-------- Records

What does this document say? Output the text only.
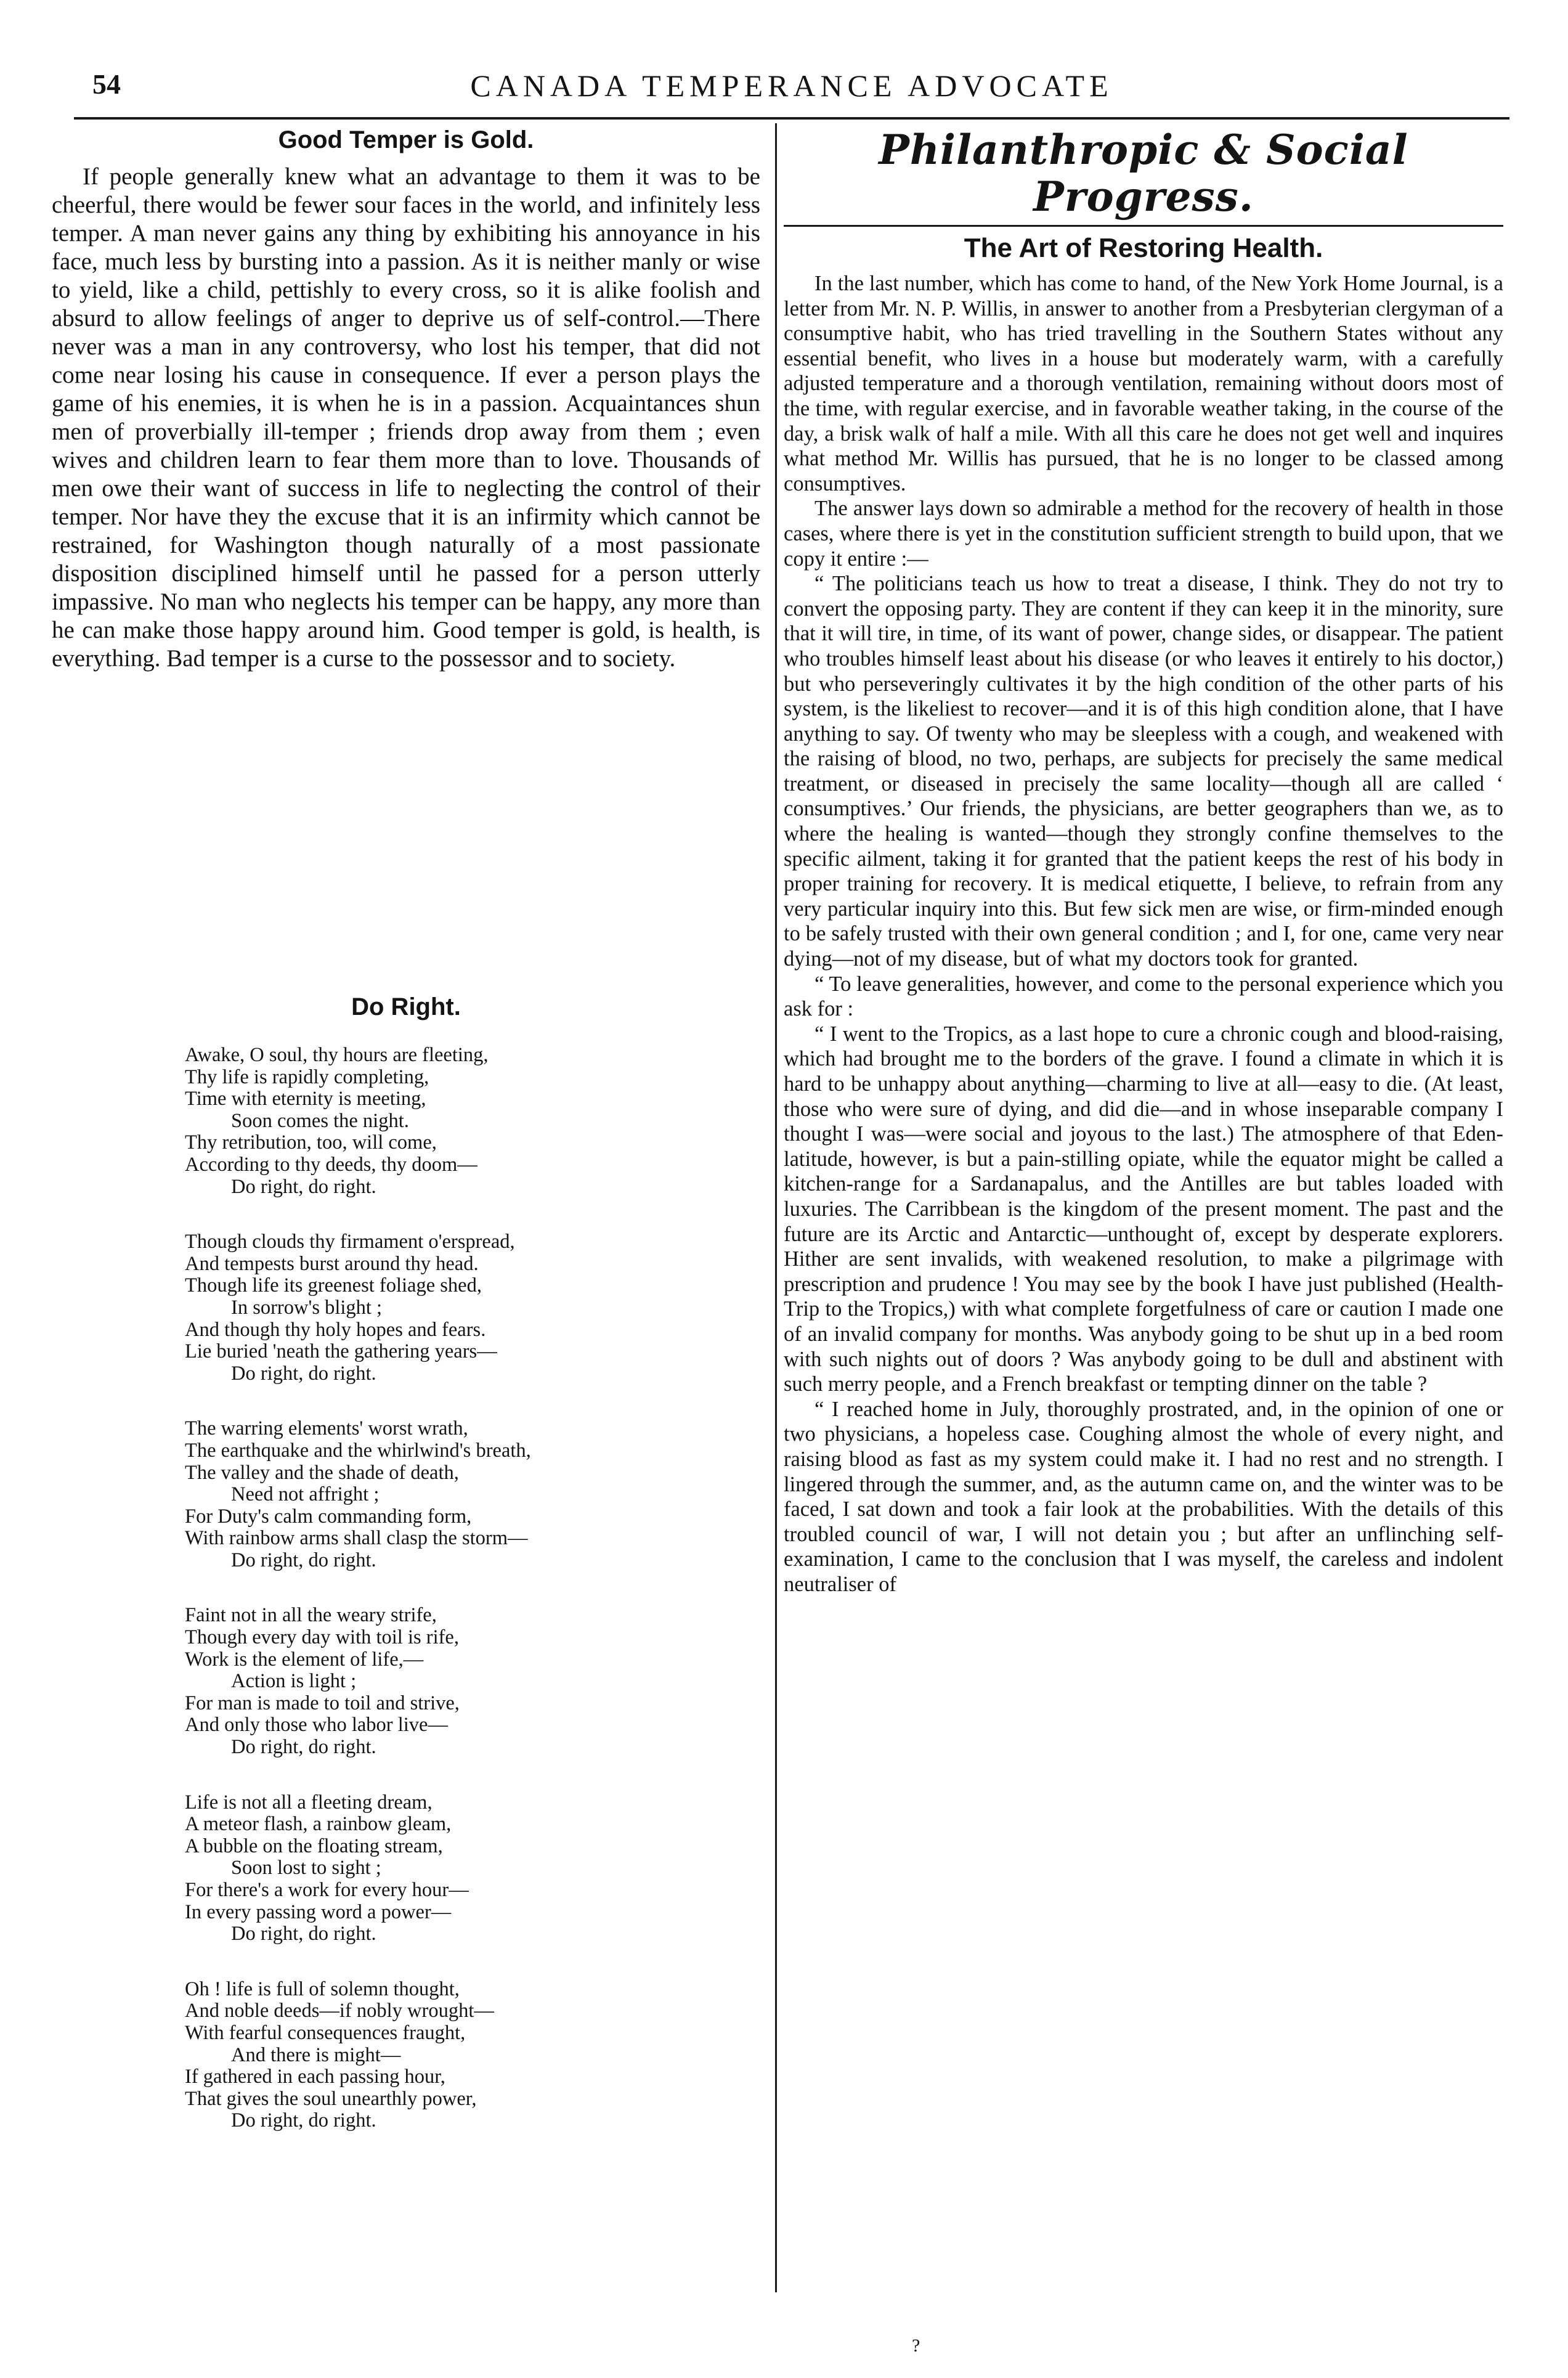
54	CANADA TEMPERANCE ADVOCATE
Good Temper is Gold.

If people generally knew what an advantage to them it was to be cheerful, there would be fewer sour faces in the world, and infinitely less temper. A man never gains any thing by exhibiting his annoyance in his face, much less by bursting into a passion. As it is neither manly or wise to yield, like a child, pettishly to every cross, so it is alike foolish and absurd to allow feelings of anger to deprive us of self-control.—There never was a man in any controversy, who lost his temper, that did not come near losing his cause in consequence. If ever a person plays the game of his enemies, it is when he is in a passion. Acquaintances shun men of proverbially ill-temper ; friends drop away from them ; even wives and children learn to fear them more than to love. Thousands of men owe their want of success in life to neglecting the control of their temper. Nor have they the excuse that it is an infirmity which cannot be restrained, for Washington though naturally of a most passionate disposition disciplined himself until he passed for a person utterly impassive. No man who neglects his temper can be happy, any more than he can make those happy around him. Good temper is gold, is health, is everything. Bad temper is a curse to the possessor and to society.

Do Right.
Awake, O soul, thy hours are fleeting,
Thy life is rapidly completing,
Time with eternity is meeting,
Soon comes the night.
Thy retribution, too, will come,
According to thy deeds, thy doom—
Do right, do right.
Though clouds thy firmament o'erspread,
And tempests burst around thy head.
Though life its greenest foliage shed,
In sorrow's blight ;
And though thy holy hopes and fears.
Lie buried 'neath the gathering years—
Do right, do right.
The warring elements' worst wrath,
The earthquake and the whirlwind's breath,
The valley and the shade of death,
Need not affright ;
For Duty's calm commanding form,
With rainbow arms shall clasp the storm—
Do right, do right.
Faint not in all the weary strife,
Though every day with toil is rife,
Work is the element of life,—
Action is light ;
For man is made to toil and strive,
And only those who labor live—
Do right, do right.
Life is not all a fleeting dream,
A meteor flash, a rainbow gleam,
A bubble on the floating stream,
Soon lost to sight ;
For there's a work for every hour—
In every passing word a power—
Do right, do right.
Oh ! life is full of solemn thought,
And noble deeds—if nobly wrought—
With fearful consequences fraught,
And there is might—
If gathered in each passing hour,
That gives the soul unearthly power,
Do right, do right.
Philanthropic & Social Progress.
The Art of Restoring Health.

In the last number, which has come to hand, of the New York Home Journal, is a letter from Mr. N. P. Willis, in answer to another from a Presbyterian clergyman of a consumptive habit, who has tried travelling in the Southern States without any essential benefit, who lives in a house but moderately warm, with a carefully adjusted temperature and a thorough ventilation, remaining without doors most of the time, with regular exercise, and in favorable weather taking, in the course of the day, a brisk walk of half a mile. With all this care he does not get well and inquires what method Mr. Willis has pursued, that he is no longer to be classed among consumptives.

The answer lays down so admirable a method for the recovery of health in those cases, where there is yet in the constitution sufficient strength to build upon, that we copy it entire :—

“ The politicians teach us how to treat a disease, I think. They do not try to convert the opposing party. They are content if they can keep it in the minority, sure that it will tire, in time, of its want of power, change sides, or disappear. The patient who troubles himself least about his disease (or who leaves it entirely to his doctor,) but who perseveringly cultivates it by the high condition of the other parts of his system, is the likeliest to recover—and it is of this high condition alone, that I have anything to say. Of twenty who may be sleepless with a cough, and weakened with the raising of blood, no two, perhaps, are subjects for precisely the same medical treatment, or diseased in precisely the same locality—though all are called ‘ consumptives.’ Our friends, the physicians, are better geographers than we, as to where the healing is wanted—though they strongly confine themselves to the specific ailment, taking it for granted that the patient keeps the rest of his body in proper training for recovery. It is medical etiquette, I believe, to refrain from any very particular inquiry into this. But few sick men are wise, or firm-minded enough to be safely trusted with their own general condition ; and I, for one, came very near dying—not of my disease, but of what my doctors took for granted.

“ To leave generalities, however, and come to the personal experience which you ask for :

“ I went to the Tropics, as a last hope to cure a chronic cough and blood-raising, which had brought me to the borders of the grave. I found a climate in which it is hard to be unhappy about anything—charming to live at all—easy to die. (At least, those who were sure of dying, and did die—and in whose inseparable company I thought I was—were social and joyous to the last.) The atmosphere of that Eden-latitude, however, is but a pain-stilling opiate, while the equator might be called a kitchen-range for a Sardanapalus, and the Antilles are but tables loaded with luxuries. The Carribbean is the kingdom of the present moment. The past and the future are its Arctic and Antarctic—unthought of, except by desperate explorers. Hither are sent invalids, with weakened resolution, to make a pilgrimage with prescription and prudence ! You may see by the book I have just published (Health-Trip to the Tropics,) with what complete forgetfulness of care or caution I made one of an invalid company for months. Was anybody going to be shut up in a bed room with such nights out of doors ? Was anybody going to be dull and abstinent with such merry people, and a French breakfast or tempting dinner on the table ?

“ I reached home in July, thoroughly prostrated, and, in the opinion of one or two physicians, a hopeless case. Coughing almost the whole of every night, and raising blood as fast as my system could make it. I had no rest and no strength. I lingered through the summer, and, as the autumn came on, and the winter was to be faced, I sat down and took a fair look at the probabilities. With the details of this troubled council of war, I will not detain you ; but after an unflinching self-examination, I came to the conclusion that I was myself, the careless and indolent neutraliser of

?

----------------

• **Exercise instructions**
Gather every line from the entries above where the word "fleeting" appears, and copy them.

• **Solved exercise**
Awake, O soul, thy hours are fleeting,
Life is not all a fleeting dream,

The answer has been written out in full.